══ SOURCE TEXT ══
Instructions are variable length for x86. But if you know the start of an instruction, you know where THAT INSTRUCTION ends. Because of that, you MAY know where the next one begins. I will explain the exceptions soon. But first, here's an example:

ASM:
mov eax, 0
xor eax, eax

Machine:
b8 00 00 00 00
31 c0

Explanation:

Moving to eax is B8, followed by a 32-bit (4-byte) value to move into eax (as eax is 32 bit). In other words, mov eax, immediate will always be 5 bytes. So if you know you are starting on an instruction (not always a safe assumption), and the byte is B8, you know it is a 5 byte instruction, and that the next instruction SHOULD start 5 bytes later.

Note that both instructions (mov eax, 0 and xor eax, eax) effectively do the same thing, clear eax to 0.

Exception:

Things can get tricky with jumps/calls. It is possible to jump into an address space that is in the "middle of an instruction"... but still execute.

Lets look at:

mov eax, 0x90909090

machine code:

b8 90 90 90 90

If we later had a jmp instruction that jumped into the address of the 3rd byte of the above instruction (in the middle of it somewhere), it would just do 3 NOPs (no operation) and fall to the next instruction after it (not setting eax to 0x90909090). This is because a NOP is a 1-byte instruction made up of 0x90.
═══
══ INPUT RECORDS ══
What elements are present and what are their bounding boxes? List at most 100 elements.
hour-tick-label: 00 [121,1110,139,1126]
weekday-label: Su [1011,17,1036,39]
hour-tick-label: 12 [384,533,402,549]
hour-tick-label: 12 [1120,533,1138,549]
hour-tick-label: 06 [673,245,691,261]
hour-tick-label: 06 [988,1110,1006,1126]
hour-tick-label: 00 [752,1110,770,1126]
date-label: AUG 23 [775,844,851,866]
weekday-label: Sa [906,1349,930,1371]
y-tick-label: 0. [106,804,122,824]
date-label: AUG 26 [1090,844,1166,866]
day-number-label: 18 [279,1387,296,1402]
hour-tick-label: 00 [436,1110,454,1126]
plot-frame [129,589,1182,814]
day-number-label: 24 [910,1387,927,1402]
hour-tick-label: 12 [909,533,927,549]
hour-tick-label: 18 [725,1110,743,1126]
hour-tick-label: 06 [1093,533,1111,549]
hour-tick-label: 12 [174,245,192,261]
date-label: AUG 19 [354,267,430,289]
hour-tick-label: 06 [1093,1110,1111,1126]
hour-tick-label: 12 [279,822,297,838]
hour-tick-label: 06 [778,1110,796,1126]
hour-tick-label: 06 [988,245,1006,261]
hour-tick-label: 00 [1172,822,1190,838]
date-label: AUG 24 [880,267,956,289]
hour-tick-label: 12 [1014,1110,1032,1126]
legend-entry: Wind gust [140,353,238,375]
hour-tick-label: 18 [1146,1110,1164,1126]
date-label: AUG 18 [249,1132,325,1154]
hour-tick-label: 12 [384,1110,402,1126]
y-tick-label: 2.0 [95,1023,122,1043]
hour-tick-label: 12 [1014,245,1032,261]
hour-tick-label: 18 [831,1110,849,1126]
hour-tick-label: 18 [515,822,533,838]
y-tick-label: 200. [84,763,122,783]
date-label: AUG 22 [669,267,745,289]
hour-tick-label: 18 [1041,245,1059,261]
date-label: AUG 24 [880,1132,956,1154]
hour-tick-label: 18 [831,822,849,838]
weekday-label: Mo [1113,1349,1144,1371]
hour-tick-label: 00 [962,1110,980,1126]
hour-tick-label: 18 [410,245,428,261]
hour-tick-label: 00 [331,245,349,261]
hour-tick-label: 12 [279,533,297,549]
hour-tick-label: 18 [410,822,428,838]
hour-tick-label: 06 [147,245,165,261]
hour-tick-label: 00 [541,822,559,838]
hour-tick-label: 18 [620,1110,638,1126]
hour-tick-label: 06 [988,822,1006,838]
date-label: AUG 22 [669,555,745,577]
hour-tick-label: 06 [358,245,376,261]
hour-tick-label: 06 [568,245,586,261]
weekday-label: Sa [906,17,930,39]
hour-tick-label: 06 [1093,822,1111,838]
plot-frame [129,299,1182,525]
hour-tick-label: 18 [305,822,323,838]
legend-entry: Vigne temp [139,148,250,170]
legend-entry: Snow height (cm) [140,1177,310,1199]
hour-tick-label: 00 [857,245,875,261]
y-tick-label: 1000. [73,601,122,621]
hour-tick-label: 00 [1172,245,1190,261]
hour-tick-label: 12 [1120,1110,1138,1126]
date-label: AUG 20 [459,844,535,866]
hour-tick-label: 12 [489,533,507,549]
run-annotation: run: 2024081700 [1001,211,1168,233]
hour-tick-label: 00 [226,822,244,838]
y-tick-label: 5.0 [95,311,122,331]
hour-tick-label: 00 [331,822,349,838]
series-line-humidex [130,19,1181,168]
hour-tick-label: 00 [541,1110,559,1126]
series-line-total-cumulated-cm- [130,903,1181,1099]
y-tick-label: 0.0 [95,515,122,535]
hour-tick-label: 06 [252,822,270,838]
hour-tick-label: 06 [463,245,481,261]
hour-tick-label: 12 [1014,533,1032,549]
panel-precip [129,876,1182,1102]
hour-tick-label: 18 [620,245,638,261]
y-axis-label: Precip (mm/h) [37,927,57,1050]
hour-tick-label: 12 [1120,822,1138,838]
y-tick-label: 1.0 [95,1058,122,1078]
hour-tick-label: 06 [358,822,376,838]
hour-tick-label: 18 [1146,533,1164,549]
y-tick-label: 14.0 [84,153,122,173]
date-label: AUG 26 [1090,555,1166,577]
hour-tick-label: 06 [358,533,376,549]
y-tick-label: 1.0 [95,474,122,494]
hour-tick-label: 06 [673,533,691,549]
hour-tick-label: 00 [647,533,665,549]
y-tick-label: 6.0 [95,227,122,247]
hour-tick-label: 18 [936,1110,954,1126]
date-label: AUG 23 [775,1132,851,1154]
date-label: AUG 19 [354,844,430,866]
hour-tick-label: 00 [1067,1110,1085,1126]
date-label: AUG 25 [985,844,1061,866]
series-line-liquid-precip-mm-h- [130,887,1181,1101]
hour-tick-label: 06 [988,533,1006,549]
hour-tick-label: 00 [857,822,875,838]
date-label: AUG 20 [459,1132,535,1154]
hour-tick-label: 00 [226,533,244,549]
═══
→ TO BE DONE
1. Write out the passage of the text on x86 instructions from "b8 90 90 90" up to and including "up of 0x90.".
2. Put the lines of the listing from its start up to and including the line with "y-tick-label: 0. [106,804,122,824]" into a Markdown table with the columns No. and Entry, omitting any blank lines. Include only those lines.
The text on x86 instructions and the listing are unrelated to each other.

→ EXPECTED OUTPUTS
1.
b8 90 90 90 90

If we later had a jmp instruction that jumped into the address of the 3rd byte of the above instruction (in the middle of it somewhere), it would just do 3 NOPs (no operation) and fall to the next instruction after it (not setting eax to 0x90909090). This is because a NOP is a 1-byte instruction made up of 0x90.

2.
| No. | Entry |
|---|---|
| 1 | What elements are present and what are their bounding boxes? List at most 100 elements. |
| 2 | hour-tick-label: 00 [121,1110,139,1126] |
| 3 | weekday-label: Su [1011,17,1036,39] |
| 4 | hour-tick-label: 12 [384,533,402,549] |
| 5 | hour-tick-label: 12 [1120,533,1138,549] |
| 6 | hour-tick-label: 06 [673,245,691,261] |
| 7 | hour-tick-label: 06 [988,1110,1006,1126] |
| 8 | hour-tick-label: 00 [752,1110,770,1126] |
| 9 | date-label: AUG 23 [775,844,851,866] |
| 10 | weekday-label: Sa [906,1349,930,1371] |
| 11 | y-tick-label: 0. [106,804,122,824] |